Dataset items:
★ ★ ★ ★ ★
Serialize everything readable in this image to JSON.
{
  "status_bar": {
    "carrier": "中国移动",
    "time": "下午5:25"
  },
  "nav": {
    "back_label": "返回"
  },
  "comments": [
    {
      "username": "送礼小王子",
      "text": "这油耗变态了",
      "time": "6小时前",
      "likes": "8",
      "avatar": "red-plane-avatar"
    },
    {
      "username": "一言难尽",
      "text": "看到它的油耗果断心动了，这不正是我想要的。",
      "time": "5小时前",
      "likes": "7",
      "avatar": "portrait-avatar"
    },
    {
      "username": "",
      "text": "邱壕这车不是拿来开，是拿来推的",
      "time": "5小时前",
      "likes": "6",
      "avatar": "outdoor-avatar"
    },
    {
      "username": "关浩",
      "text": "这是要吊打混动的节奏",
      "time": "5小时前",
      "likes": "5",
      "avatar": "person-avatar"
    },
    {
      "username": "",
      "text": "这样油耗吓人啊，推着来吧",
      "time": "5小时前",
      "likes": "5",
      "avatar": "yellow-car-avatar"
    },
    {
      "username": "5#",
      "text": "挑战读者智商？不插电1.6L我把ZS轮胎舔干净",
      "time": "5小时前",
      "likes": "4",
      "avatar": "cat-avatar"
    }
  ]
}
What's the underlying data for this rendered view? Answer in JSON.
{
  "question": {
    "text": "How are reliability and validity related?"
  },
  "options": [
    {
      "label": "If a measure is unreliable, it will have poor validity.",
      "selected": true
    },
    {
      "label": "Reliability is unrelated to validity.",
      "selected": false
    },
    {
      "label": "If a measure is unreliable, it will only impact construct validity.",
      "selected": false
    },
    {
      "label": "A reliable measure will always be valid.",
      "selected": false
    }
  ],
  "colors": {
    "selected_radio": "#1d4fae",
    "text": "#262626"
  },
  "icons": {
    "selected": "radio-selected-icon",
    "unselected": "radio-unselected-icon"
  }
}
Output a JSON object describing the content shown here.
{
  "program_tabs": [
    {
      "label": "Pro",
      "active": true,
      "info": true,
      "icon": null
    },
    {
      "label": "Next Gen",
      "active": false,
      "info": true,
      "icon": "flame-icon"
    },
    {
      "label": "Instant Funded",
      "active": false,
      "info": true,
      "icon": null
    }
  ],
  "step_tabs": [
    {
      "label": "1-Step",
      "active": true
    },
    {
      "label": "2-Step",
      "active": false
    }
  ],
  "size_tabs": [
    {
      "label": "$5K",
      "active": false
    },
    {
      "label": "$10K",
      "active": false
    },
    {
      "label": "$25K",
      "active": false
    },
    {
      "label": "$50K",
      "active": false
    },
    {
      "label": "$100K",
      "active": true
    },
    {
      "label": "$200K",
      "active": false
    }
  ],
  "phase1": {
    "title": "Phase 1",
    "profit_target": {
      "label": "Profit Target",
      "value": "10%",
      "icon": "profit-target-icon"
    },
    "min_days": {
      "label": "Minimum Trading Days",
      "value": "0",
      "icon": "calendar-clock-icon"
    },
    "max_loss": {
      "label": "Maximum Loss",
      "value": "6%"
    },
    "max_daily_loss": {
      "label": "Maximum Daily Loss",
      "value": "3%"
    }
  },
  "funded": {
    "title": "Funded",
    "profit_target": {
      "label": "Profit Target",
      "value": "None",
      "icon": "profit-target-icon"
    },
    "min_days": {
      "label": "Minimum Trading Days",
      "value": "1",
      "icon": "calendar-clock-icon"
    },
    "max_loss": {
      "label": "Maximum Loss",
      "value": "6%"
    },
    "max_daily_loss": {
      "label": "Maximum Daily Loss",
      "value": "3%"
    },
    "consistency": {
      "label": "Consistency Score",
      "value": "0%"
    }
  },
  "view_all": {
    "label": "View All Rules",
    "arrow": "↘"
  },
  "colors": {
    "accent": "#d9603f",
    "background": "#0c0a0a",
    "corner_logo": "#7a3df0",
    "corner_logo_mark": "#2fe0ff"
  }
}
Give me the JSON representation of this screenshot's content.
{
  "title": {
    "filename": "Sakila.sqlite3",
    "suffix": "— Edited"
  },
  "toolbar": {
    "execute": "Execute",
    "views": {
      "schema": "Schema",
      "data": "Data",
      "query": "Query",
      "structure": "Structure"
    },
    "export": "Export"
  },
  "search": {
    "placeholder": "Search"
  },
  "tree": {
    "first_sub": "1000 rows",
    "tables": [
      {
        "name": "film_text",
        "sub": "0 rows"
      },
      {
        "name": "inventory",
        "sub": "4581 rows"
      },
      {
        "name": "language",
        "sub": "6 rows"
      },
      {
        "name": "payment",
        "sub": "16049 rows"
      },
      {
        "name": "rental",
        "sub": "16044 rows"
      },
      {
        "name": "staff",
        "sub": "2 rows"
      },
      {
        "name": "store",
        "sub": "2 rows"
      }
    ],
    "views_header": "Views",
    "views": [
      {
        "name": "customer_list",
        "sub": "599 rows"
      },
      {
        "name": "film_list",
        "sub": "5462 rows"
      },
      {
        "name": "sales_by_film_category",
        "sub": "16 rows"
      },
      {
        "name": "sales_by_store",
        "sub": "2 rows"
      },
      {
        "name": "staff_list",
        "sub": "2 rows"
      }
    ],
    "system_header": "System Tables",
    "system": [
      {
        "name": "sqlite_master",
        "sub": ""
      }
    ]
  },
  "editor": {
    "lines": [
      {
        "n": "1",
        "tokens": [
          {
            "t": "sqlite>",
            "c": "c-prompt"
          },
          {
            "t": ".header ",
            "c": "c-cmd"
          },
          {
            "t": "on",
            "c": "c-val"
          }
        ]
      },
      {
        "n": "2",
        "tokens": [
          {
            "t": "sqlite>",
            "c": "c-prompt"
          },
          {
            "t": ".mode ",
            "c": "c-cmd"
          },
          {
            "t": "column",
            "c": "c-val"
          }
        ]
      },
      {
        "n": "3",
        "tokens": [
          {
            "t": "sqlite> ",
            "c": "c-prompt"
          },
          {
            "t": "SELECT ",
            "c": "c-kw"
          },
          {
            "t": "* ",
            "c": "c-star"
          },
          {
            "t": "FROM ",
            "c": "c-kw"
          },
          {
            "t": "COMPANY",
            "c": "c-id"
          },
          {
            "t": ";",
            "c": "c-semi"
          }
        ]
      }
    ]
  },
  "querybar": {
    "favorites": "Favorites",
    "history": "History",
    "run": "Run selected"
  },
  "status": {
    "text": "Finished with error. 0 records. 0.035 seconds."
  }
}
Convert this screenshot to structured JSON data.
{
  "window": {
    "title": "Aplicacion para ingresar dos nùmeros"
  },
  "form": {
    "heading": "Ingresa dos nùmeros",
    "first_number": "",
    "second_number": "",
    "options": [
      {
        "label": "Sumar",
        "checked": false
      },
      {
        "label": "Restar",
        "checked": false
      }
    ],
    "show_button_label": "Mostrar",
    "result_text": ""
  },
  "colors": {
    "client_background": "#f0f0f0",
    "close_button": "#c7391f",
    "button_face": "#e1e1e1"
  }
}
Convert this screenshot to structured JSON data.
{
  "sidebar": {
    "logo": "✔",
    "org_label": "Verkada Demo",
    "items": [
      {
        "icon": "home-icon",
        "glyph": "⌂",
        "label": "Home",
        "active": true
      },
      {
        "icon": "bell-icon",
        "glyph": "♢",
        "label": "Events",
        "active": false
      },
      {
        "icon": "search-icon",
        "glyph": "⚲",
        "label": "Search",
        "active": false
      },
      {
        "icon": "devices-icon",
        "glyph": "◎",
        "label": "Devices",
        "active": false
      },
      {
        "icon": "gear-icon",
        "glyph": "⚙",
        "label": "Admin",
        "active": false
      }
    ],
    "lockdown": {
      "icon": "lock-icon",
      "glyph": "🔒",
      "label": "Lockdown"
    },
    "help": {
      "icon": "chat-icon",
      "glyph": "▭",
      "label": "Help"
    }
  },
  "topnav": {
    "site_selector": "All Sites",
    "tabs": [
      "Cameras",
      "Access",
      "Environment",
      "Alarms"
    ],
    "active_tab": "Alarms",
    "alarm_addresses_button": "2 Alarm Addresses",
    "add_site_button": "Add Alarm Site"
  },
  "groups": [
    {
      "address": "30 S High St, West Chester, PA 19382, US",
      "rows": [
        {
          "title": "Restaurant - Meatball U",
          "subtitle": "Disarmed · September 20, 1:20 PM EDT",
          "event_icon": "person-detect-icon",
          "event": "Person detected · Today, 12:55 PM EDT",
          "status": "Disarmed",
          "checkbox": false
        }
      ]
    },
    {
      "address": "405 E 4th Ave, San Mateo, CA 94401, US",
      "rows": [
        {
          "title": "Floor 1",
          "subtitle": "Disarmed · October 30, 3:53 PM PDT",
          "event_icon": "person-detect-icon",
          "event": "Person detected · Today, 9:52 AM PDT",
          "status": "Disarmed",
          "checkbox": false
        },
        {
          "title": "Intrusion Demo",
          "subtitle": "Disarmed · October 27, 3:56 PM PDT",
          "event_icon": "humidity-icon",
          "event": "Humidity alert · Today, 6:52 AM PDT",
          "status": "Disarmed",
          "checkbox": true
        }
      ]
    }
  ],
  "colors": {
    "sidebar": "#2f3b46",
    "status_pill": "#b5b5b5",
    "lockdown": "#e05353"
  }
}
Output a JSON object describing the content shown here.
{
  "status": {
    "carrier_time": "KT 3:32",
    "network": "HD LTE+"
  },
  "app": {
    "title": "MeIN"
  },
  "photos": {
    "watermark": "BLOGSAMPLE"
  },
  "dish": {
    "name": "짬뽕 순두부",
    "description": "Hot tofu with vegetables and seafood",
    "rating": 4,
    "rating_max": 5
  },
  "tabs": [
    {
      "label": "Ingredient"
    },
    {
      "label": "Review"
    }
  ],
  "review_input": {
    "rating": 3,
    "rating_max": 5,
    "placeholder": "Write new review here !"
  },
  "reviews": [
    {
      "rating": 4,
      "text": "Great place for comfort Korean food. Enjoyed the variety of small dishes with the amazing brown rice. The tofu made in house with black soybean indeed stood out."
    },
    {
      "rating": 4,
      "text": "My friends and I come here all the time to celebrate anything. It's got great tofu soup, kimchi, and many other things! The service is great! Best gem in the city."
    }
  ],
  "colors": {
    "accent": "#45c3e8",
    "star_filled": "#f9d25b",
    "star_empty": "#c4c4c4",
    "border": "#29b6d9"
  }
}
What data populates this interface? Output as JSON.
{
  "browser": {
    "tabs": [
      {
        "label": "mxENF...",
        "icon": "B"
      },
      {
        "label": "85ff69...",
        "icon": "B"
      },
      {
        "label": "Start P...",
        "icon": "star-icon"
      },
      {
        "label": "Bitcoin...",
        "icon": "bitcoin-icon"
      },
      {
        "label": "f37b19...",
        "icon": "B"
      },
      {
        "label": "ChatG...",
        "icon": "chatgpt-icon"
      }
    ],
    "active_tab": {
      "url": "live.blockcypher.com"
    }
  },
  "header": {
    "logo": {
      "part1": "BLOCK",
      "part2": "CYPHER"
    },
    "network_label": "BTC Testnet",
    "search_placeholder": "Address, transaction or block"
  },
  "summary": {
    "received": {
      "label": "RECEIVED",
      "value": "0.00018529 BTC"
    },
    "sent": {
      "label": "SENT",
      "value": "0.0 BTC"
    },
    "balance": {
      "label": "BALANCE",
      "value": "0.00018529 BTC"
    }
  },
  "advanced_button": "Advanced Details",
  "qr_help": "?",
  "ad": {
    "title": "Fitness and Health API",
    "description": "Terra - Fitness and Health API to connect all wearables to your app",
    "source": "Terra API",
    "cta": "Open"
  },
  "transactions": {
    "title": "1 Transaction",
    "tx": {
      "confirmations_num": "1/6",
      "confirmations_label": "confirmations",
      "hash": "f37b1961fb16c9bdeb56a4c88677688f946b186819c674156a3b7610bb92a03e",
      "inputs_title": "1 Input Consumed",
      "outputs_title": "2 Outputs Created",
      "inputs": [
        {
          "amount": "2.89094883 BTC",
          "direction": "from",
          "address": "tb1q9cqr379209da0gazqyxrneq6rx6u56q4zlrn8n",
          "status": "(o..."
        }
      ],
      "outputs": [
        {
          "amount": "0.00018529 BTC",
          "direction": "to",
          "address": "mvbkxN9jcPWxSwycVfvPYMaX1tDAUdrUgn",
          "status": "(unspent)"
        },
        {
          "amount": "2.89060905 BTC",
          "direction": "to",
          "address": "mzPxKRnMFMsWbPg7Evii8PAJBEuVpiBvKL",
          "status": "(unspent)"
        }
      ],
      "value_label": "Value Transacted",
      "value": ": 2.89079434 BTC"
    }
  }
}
★ ★ ★ ★ ★
SHORT PROBLEM:
State how many lines include the string "validity", and nothing more.

TASK RESPONSE:
4